··· Provided entries ···

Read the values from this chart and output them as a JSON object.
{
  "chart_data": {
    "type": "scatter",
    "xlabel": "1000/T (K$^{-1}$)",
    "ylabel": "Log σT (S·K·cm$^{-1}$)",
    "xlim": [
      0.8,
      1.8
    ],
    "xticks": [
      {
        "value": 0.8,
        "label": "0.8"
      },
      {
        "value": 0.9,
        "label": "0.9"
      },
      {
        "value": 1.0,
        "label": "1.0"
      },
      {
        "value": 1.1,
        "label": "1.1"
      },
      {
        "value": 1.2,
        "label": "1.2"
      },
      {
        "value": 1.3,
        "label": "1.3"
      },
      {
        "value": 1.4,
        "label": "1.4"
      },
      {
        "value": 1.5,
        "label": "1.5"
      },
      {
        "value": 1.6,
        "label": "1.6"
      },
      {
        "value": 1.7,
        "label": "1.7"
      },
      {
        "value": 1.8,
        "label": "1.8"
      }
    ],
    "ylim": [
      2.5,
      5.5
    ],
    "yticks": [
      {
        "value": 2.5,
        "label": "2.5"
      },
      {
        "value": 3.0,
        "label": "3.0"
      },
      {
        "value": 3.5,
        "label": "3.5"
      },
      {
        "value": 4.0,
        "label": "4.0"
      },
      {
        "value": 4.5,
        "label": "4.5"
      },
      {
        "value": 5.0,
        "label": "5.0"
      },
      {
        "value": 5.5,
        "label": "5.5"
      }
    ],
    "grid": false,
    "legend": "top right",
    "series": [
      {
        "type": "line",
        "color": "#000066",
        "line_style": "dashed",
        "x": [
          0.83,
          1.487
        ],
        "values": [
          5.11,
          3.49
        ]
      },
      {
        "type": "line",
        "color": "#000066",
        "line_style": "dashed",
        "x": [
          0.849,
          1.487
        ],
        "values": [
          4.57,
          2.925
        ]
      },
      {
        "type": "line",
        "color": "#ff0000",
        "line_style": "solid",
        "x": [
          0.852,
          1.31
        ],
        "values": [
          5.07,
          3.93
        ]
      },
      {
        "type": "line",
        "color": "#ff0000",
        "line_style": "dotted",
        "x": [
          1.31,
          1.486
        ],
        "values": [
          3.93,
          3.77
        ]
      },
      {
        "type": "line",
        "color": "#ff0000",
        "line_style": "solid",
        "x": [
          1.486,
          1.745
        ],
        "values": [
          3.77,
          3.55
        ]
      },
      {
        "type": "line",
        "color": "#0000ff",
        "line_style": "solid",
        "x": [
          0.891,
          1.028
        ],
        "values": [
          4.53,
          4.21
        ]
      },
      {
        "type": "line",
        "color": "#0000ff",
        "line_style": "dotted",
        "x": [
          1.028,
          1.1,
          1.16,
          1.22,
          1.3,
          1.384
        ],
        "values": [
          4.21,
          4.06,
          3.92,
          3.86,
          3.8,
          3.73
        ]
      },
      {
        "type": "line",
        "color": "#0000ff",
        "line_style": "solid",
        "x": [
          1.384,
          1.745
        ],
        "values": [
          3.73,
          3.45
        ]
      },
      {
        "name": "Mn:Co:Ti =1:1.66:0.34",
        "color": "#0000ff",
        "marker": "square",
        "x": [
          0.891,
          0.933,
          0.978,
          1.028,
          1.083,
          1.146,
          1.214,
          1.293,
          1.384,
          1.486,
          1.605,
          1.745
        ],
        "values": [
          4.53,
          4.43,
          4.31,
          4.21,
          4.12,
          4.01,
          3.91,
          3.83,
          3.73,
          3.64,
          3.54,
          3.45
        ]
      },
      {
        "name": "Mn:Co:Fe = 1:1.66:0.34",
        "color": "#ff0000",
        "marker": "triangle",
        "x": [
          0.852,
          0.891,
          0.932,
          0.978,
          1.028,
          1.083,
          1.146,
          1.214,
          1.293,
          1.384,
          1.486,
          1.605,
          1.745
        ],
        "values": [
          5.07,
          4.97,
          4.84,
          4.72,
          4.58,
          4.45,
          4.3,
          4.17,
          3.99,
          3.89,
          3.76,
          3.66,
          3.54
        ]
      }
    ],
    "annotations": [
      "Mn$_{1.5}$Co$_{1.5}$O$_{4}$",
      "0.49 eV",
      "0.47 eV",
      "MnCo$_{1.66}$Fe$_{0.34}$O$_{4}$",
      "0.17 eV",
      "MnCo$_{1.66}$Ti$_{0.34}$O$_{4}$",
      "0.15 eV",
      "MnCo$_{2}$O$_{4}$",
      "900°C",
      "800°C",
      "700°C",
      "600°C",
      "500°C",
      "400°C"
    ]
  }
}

···

Stated goal.
Above are the records; retype every one exactly.

Response.
Read the values from this chart and output them as a JSON object.
{
  "chart_data": {
    "type": "scatter",
    "xlabel": "1000/T (K$^{-1}$)",
    "ylabel": "Log σT (S·K·cm$^{-1}$)",
    "xlim": [
      0.8,
      1.8
    ],
    "xticks": [
      {
        "value": 0.8,
        "label": "0.8"
      },
      {
        "value": 0.9,
        "label": "0.9"
      },
      {
        "value": 1.0,
        "label": "1.0"
      },
      {
        "value": 1.1,
        "label": "1.1"
      },
      {
        "value": 1.2,
        "label": "1.2"
      },
      {
        "value": 1.3,
        "label": "1.3"
      },
      {
        "value": 1.4,
        "label": "1.4"
      },
      {
        "value": 1.5,
        "label": "1.5"
      },
      {
        "value": 1.6,
        "label": "1.6"
      },
      {
        "value": 1.7,
        "label": "1.7"
      },
      {
        "value": 1.8,
        "label": "1.8"
      }
    ],
    "ylim": [
      2.5,
      5.5
    ],
    "yticks": [
      {
        "value": 2.5,
        "label": "2.5"
      },
      {
        "value": 3.0,
        "label": "3.0"
      },
      {
        "value": 3.5,
        "label": "3.5"
      },
      {
        "value": 4.0,
        "label": "4.0"
      },
      {
        "value": 4.5,
        "label": "4.5"
      },
      {
        "value": 5.0,
        "label": "5.0"
      },
      {
        "value": 5.5,
        "label": "5.5"
      }
    ],
    "grid": false,
    "legend": "top right",
    "series": [
      {
        "type": "line",
        "color": "#000066",
        "line_style": "dashed",
        "x": [
          0.83,
          1.487
        ],
        "values": [
          5.11,
          3.49
        ]
      },
      {
        "type": "line",
        "color": "#000066",
        "line_style": "dashed",
        "x": [
          0.849,
          1.487
        ],
        "values": [
          4.57,
          2.925
        ]
      },
      {
        "type": "line",
        "color": "#ff0000",
        "line_style": "solid",
        "x": [
          0.852,
          1.31
        ],
        "values": [
          5.07,
          3.93
        ]
      },
      {
        "type": "line",
        "color": "#ff0000",
        "line_style": "dotted",
        "x": [
          1.31,
          1.486
        ],
        "values": [
          3.93,
          3.77
        ]
      },
      {
        "type": "line",
        "color": "#ff0000",
        "line_style": "solid",
        "x": [
          1.486,
          1.745
        ],
        "values": [
          3.77,
          3.55
        ]
      },
      {
        "type": "line",
        "color": "#0000ff",
        "line_style": "solid",
        "x": [
          0.891,
          1.028
        ],
        "values": [
          4.53,
          4.21
        ]
      },
      {
        "type": "line",
        "color": "#0000ff",
        "line_style": "dotted",
        "x": [
          1.028,
          1.1,
          1.16,
          1.22,
          1.3,
          1.384
        ],
        "values": [
          4.21,
          4.06,
          3.92,
          3.86,
          3.8,
          3.73
        ]
      },
      {
        "type": "line",
        "color": "#0000ff",
        "line_style": "solid",
        "x": [
          1.384,
          1.745
        ],
        "values": [
          3.73,
          3.45
        ]
      },
      {
        "name": "Mn:Co:Ti =1:1.66:0.34",
        "color": "#0000ff",
        "marker": "square",
        "x": [
          0.891,
          0.933,
          0.978,
          1.028,
          1.083,
          1.146,
          1.214,
          1.293,
          1.384,
          1.486,
          1.605,
          1.745
        ],
        "values": [
          4.53,
          4.43,
          4.31,
          4.21,
          4.12,
          4.01,
          3.91,
          3.83,
          3.73,
          3.64,
          3.54,
          3.45
        ]
      },
      {
        "name": "Mn:Co:Fe = 1:1.66:0.34",
        "color": "#ff0000",
        "marker": "triangle",
        "x": [
          0.852,
          0.891,
          0.932,
          0.978,
          1.028,
          1.083,
          1.146,
          1.214,
          1.293,
          1.384,
          1.486,
          1.605,
          1.745
        ],
        "values": [
          5.07,
          4.97,
          4.84,
          4.72,
          4.58,
          4.45,
          4.3,
          4.17,
          3.99,
          3.89,
          3.76,
          3.66,
          3.54
        ]
      }
    ],
    "annotations": [
      "Mn$_{1.5}$Co$_{1.5}$O$_{4}$",
      "0.49 eV",
      "0.47 eV",
      "MnCo$_{1.66}$Fe$_{0.34}$O$_{4}$",
      "0.17 eV",
      "MnCo$_{1.66}$Ti$_{0.34}$O$_{4}$",
      "0.15 eV",
      "MnCo$_{2}$O$_{4}$",
      "900°C",
      "800°C",
      "700°C",
      "600°C",
      "500°C",
      "400°C"
    ]
  }
}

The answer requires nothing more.